Set exercise: Search the material below for the word "text". Copy every line that has it.

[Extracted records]
────────────────────
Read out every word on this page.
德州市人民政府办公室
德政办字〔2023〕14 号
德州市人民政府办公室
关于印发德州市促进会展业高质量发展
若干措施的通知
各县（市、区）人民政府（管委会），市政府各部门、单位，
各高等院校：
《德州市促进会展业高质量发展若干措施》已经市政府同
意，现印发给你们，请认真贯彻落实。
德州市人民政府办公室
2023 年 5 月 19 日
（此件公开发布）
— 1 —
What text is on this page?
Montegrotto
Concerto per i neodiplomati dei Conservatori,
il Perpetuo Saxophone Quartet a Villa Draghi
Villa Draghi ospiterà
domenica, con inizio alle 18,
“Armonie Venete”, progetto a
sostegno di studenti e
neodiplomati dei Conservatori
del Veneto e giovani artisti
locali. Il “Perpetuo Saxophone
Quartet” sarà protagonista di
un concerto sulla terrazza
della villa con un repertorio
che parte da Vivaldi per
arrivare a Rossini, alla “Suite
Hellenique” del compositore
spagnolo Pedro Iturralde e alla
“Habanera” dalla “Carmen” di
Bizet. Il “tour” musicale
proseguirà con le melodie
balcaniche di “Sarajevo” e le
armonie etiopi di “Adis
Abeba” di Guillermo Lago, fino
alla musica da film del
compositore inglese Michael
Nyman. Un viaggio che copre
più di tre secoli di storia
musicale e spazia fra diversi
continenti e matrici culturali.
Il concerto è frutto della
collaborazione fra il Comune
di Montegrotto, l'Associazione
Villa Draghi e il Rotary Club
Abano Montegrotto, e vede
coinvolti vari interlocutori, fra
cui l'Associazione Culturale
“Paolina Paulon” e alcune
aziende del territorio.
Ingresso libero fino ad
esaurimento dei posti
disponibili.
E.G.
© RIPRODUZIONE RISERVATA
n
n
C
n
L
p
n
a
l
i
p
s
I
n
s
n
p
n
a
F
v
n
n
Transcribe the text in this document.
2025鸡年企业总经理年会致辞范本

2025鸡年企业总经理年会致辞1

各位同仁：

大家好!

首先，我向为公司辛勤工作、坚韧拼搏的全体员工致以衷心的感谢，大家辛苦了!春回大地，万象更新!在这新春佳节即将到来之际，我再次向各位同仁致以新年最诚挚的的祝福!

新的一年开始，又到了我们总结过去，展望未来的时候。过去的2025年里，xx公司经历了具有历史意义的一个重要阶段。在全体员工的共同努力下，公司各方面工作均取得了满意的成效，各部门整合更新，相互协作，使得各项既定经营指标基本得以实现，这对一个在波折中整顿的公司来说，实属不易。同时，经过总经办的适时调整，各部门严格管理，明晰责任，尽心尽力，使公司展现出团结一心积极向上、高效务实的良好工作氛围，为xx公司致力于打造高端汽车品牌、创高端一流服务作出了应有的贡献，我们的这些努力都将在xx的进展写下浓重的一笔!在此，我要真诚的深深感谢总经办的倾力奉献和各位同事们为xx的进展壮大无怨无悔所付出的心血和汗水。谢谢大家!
────────────────────
Result of this exercise:
What text is on this page?
Transcribe the text in this document.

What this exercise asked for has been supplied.